### Exercise materials
○ ○ ○
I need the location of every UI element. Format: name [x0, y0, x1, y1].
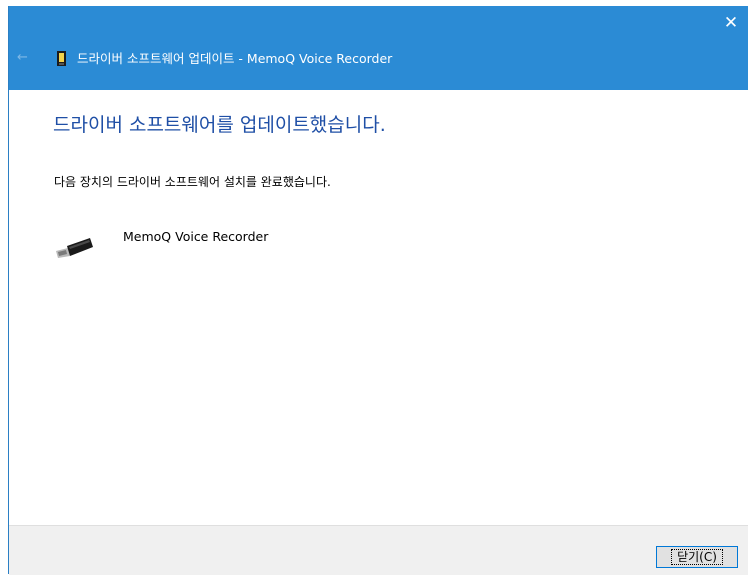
back-arrow-icon[interactable]: ← — [17, 50, 33, 66]
device-name: MemoQ Voice Recorder — [123, 229, 269, 244]
page-title: 드라이버 소프트웨어를 업데이트했습니다. — [53, 114, 386, 136]
driver-update-dialog: ✕ ← 드라이버 소프트웨어 업데이트 - MemoQ Voice Record… — [8, 6, 748, 575]
device-icon — [57, 51, 66, 66]
close-icon[interactable]: ✕ — [720, 12, 742, 34]
close-button[interactable]: 닫기(C) — [656, 546, 738, 568]
footer: 닫기(C) — [9, 525, 748, 575]
title-bar[interactable]: ✕ ← 드라이버 소프트웨어 업데이트 - MemoQ Voice Record… — [9, 6, 748, 90]
description-text: 다음 장치의 드라이버 소프트웨어 설치를 완료했습니다. — [54, 175, 331, 189]
window-title: 드라이버 소프트웨어 업데이트 - MemoQ Voice Recorder — [77, 51, 393, 66]
usb-device-icon — [56, 238, 93, 258]
close-button-label: 닫기(C) — [671, 549, 723, 565]
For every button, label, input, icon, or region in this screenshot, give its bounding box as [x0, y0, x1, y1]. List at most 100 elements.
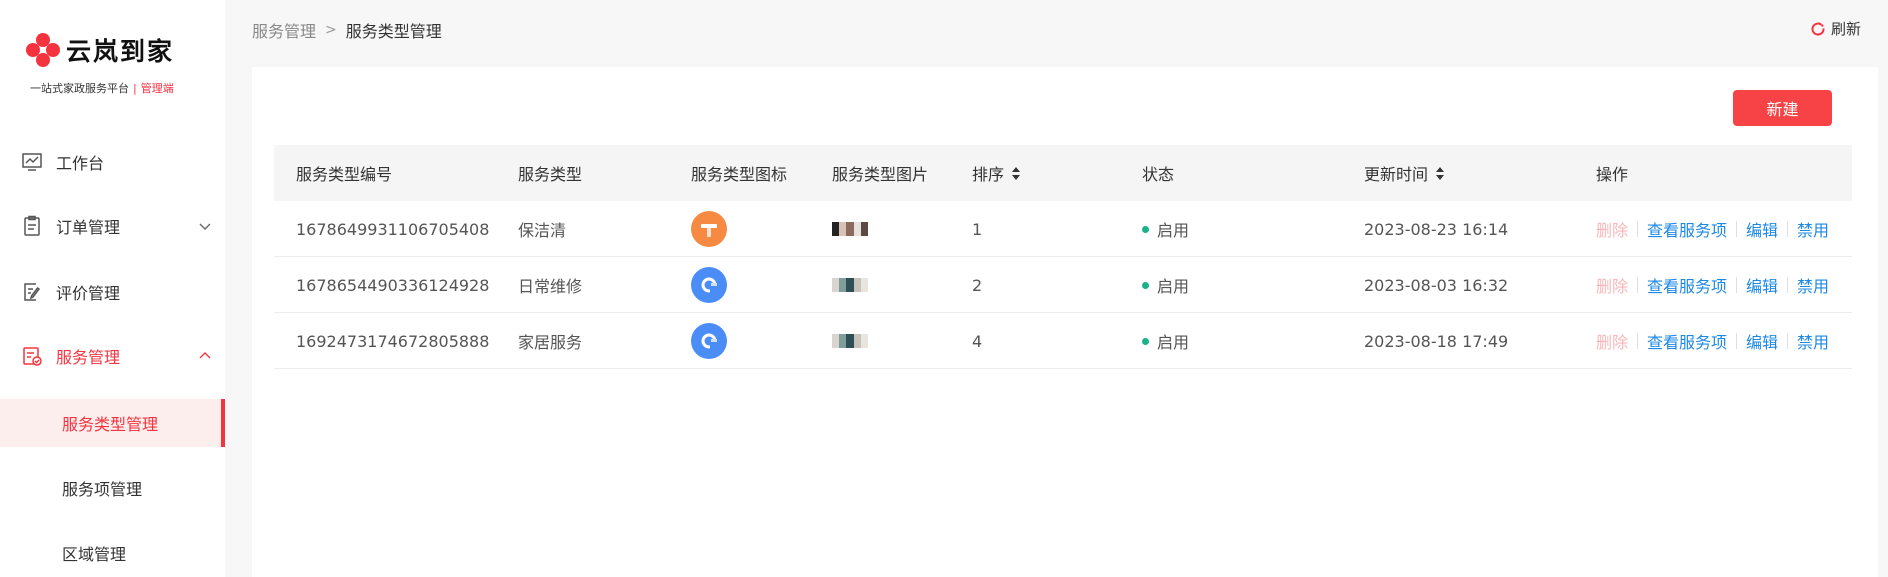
- status-dot-icon: [1142, 225, 1149, 233]
- table-row: 1678649931106705408 保洁清 1 启用 2023-08-23 …: [274, 201, 1852, 257]
- action-divider: [1736, 333, 1738, 349]
- delete-button[interactable]: 删除: [1596, 217, 1628, 241]
- service-image-thumbnail[interactable]: [832, 334, 869, 348]
- view-items-link[interactable]: 查看服务项: [1647, 329, 1727, 353]
- edit-link[interactable]: 编辑: [1746, 217, 1778, 241]
- column-header-label: 更新时间: [1364, 165, 1429, 184]
- action-divider: [1787, 221, 1789, 237]
- cell-image: [832, 257, 869, 313]
- sidebar-subitem-regions[interactable]: 区域管理: [0, 529, 225, 577]
- edit-link[interactable]: 编辑: [1746, 329, 1778, 353]
- brand-name: 云岚到家: [66, 37, 175, 66]
- edit-link[interactable]: 编辑: [1746, 273, 1778, 297]
- review-icon: [20, 280, 44, 304]
- new-button[interactable]: 新建: [1733, 90, 1832, 126]
- refresh-button[interactable]: 刷新: [1810, 18, 1861, 39]
- cell-status: 启用: [1142, 257, 1189, 313]
- sidebar-item-dashboard[interactable]: 工作台: [0, 134, 225, 190]
- chevron-down-icon: [199, 223, 211, 230]
- cell-status: 启用: [1142, 201, 1189, 257]
- disable-link[interactable]: 禁用: [1797, 217, 1829, 241]
- slogan-text: 一站式家政服务平台: [30, 82, 129, 95]
- breadcrumb: 服务管理 > 服务类型管理: [252, 18, 442, 42]
- brand-logo[interactable]: 云岚到家: [26, 32, 174, 68]
- sidebar-item-orders[interactable]: 订单管理: [0, 198, 225, 254]
- column-header-status: 状态: [1142, 165, 1175, 184]
- service-image-thumbnail[interactable]: [832, 222, 869, 236]
- sidebar-subitem-service-types[interactable]: 服务类型管理: [0, 399, 225, 447]
- delete-button[interactable]: 删除: [1596, 273, 1628, 297]
- action-divider: [1736, 221, 1738, 237]
- sidebar-subitem-label: 服务类型管理: [62, 415, 159, 434]
- sidebar-item-label: 评价管理: [56, 284, 121, 303]
- admin-label: 管理端: [140, 82, 174, 95]
- status-text: 启用: [1157, 277, 1190, 296]
- view-items-link[interactable]: 查看服务项: [1647, 217, 1727, 241]
- sidebar-item-reviews[interactable]: 评价管理: [0, 264, 225, 320]
- cell-icon: [691, 257, 727, 313]
- column-header-actions: 操作: [1596, 165, 1629, 184]
- cell-id: 1692473174672805888: [296, 331, 490, 351]
- delete-button[interactable]: 删除: [1596, 329, 1628, 353]
- cell-actions: 删除 查看服务项 编辑 禁用: [1596, 257, 1829, 313]
- cell-image: [832, 313, 869, 369]
- service-image-thumbnail[interactable]: [832, 278, 869, 292]
- sidebar-subitem-service-items[interactable]: 服务项管理: [0, 464, 225, 512]
- brand-slogan: 一站式家政服务平台 | 管理端: [30, 80, 174, 96]
- action-divider: [1637, 277, 1639, 293]
- chevron-up-icon: [199, 352, 211, 359]
- action-divider: [1787, 277, 1789, 293]
- column-header-label: 排序: [972, 165, 1005, 184]
- cell-sort: 1: [972, 219, 983, 239]
- cleaning-icon: [691, 211, 727, 247]
- cell-icon: [691, 201, 727, 257]
- slogan-separator: |: [133, 82, 137, 95]
- disable-link[interactable]: 禁用: [1797, 329, 1829, 353]
- cell-updated: 2023-08-23 16:14: [1364, 219, 1509, 239]
- cell-type: 家居服务: [518, 333, 583, 352]
- status-dot-icon: [1142, 337, 1149, 345]
- repair-icon: [691, 323, 727, 359]
- sidebar-item-services[interactable]: 服务管理: [0, 328, 225, 384]
- action-divider: [1787, 333, 1789, 349]
- column-header-updated[interactable]: 更新时间: [1364, 145, 1445, 201]
- cell-type: 日常维修: [518, 277, 583, 296]
- view-items-link[interactable]: 查看服务项: [1647, 273, 1727, 297]
- repair-icon: [691, 267, 727, 303]
- breadcrumb-item-services[interactable]: 服务管理: [252, 18, 316, 42]
- content-card: 新建 服务类型编号 服务类型 服务类型图标 服务类型图片 排序 状态 更新时间 …: [252, 67, 1878, 577]
- sidebar-item-label: 服务管理: [56, 348, 121, 367]
- sidebar-subitem-label: 服务项管理: [62, 480, 143, 499]
- refresh-label: 刷新: [1830, 20, 1861, 38]
- service-icon: [20, 344, 44, 368]
- breadcrumb-item-current: 服务类型管理: [345, 22, 442, 41]
- action-divider: [1637, 221, 1639, 237]
- disable-link[interactable]: 禁用: [1797, 273, 1829, 297]
- status-dot-icon: [1142, 281, 1149, 289]
- cell-sort: 4: [972, 331, 983, 351]
- status-text: 启用: [1157, 221, 1190, 240]
- column-header-sort[interactable]: 排序: [972, 145, 1021, 201]
- sort-toggle-icon[interactable]: [1436, 166, 1445, 180]
- sidebar-item-label: 工作台: [56, 154, 105, 173]
- sidebar: 云岚到家 一站式家政服务平台 | 管理端 工作台 订单管理 评价管理 服务管理 …: [0, 0, 225, 577]
- cell-updated: 2023-08-03 16:32: [1364, 275, 1509, 295]
- logo-icon: [26, 33, 60, 67]
- cell-actions: 删除 查看服务项 编辑 禁用: [1596, 201, 1829, 257]
- status-text: 启用: [1157, 333, 1190, 352]
- cell-id: 1678654490336124928: [296, 275, 490, 295]
- sort-toggle-icon[interactable]: [1012, 166, 1021, 180]
- table-row: 1692473174672805888 家居服务 4 启用 2023-08-18…: [274, 313, 1852, 369]
- service-type-table: 服务类型编号 服务类型 服务类型图标 服务类型图片 排序 状态 更新时间 操作 …: [274, 145, 1852, 369]
- column-header-image: 服务类型图片: [832, 165, 929, 184]
- breadcrumb-separator: >: [325, 22, 337, 38]
- action-divider: [1736, 277, 1738, 293]
- cell-icon: [691, 313, 727, 369]
- table-header: 服务类型编号 服务类型 服务类型图标 服务类型图片 排序 状态 更新时间 操作: [274, 145, 1852, 201]
- order-icon: [20, 214, 44, 238]
- sidebar-subitem-label: 区域管理: [62, 545, 127, 564]
- cell-id: 1678649931106705408: [296, 219, 490, 239]
- cell-type: 保洁清: [518, 221, 567, 240]
- table-row: 1678654490336124928 日常维修 2 启用 2023-08-03…: [274, 257, 1852, 313]
- dashboard-icon: [20, 150, 44, 174]
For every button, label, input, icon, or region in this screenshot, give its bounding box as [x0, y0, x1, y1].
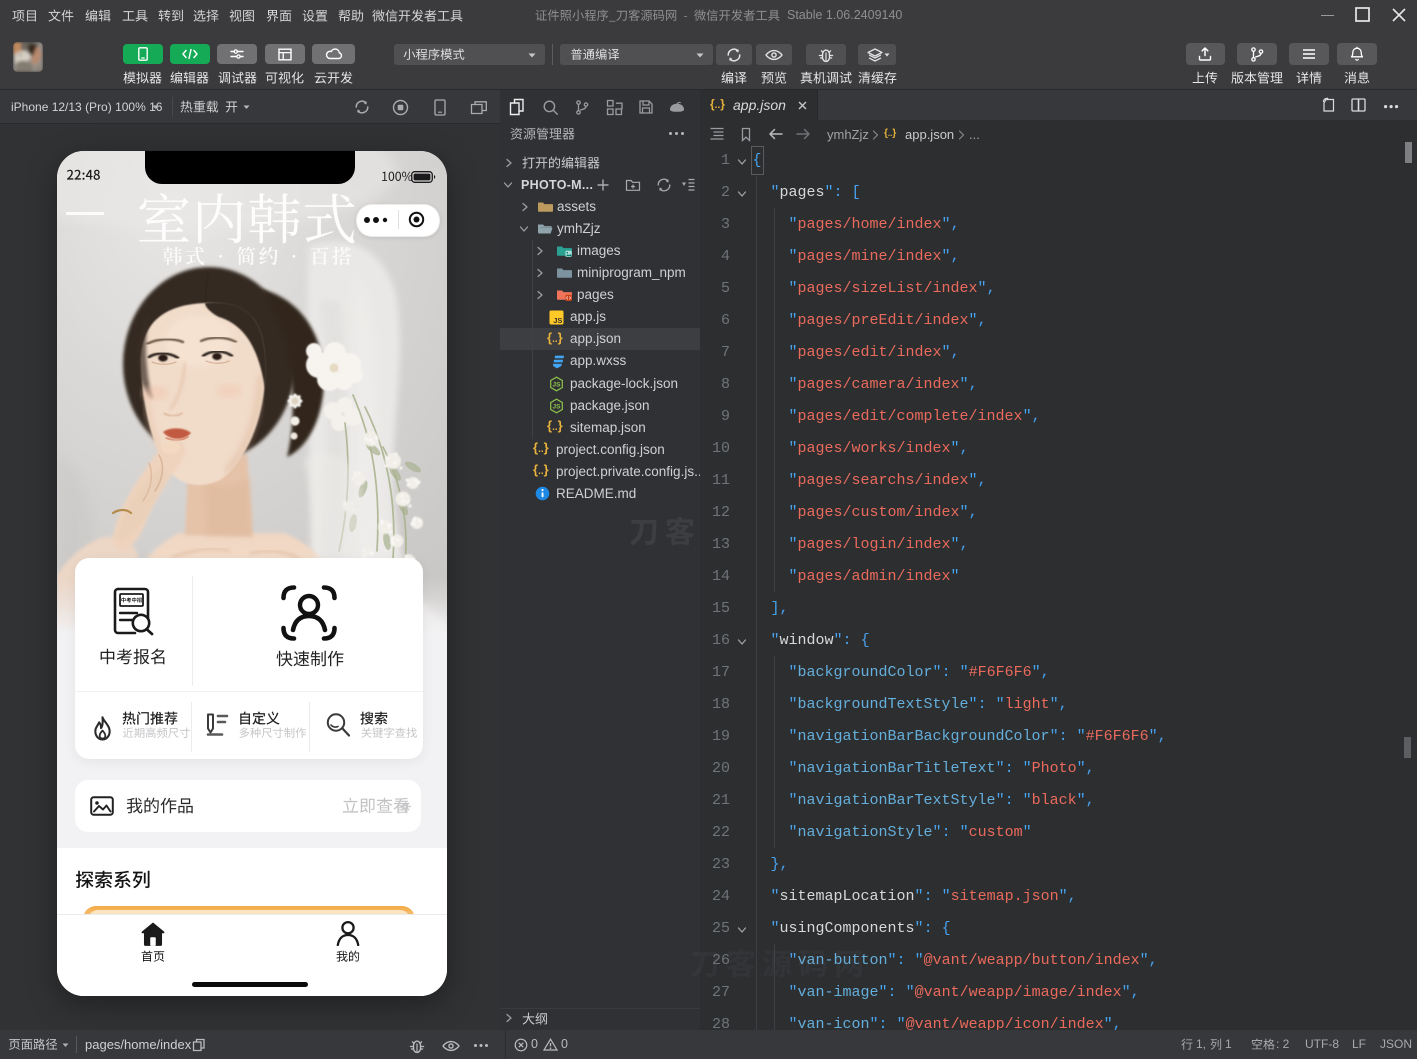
svg-text:JS: JS: [553, 316, 562, 325]
svg-text:{..}: {..}: [533, 441, 549, 455]
svg-text:JS: JS: [553, 403, 562, 410]
svg-text:{..}: {..}: [547, 419, 563, 433]
svg-text:JS: JS: [553, 381, 562, 388]
svg-text:{..}: {..}: [710, 98, 725, 111]
svg-text:{..}: {..}: [533, 463, 549, 477]
svg-text:{..}: {..}: [547, 331, 563, 345]
svg-text:{..}: {..}: [884, 128, 896, 139]
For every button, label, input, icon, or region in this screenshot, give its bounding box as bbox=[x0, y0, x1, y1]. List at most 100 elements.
○ ○ ○
### To be done
Can you reproduce the lines starting at the one containing "back-arrow-icon[interactable]: ← —" and ending at the one containing "device-icon — [57, 51, 66, 66]", with "page-title" changed to "dialog-heading" and nothing else altered?

### Answer to the problem
back-arrow-icon[interactable]: ← — [17, 50, 33, 66]
device-name: MemoQ Voice Recorder — [123, 229, 269, 244]
dialog-heading: 드라이버 소프트웨어를 업데이트했습니다. — [53, 114, 386, 136]
driver-update-dialog: ✕ ← 드라이버 소프트웨어 업데이트 - MemoQ Voice Record… — [8, 6, 748, 575]
device-icon — [57, 51, 66, 66]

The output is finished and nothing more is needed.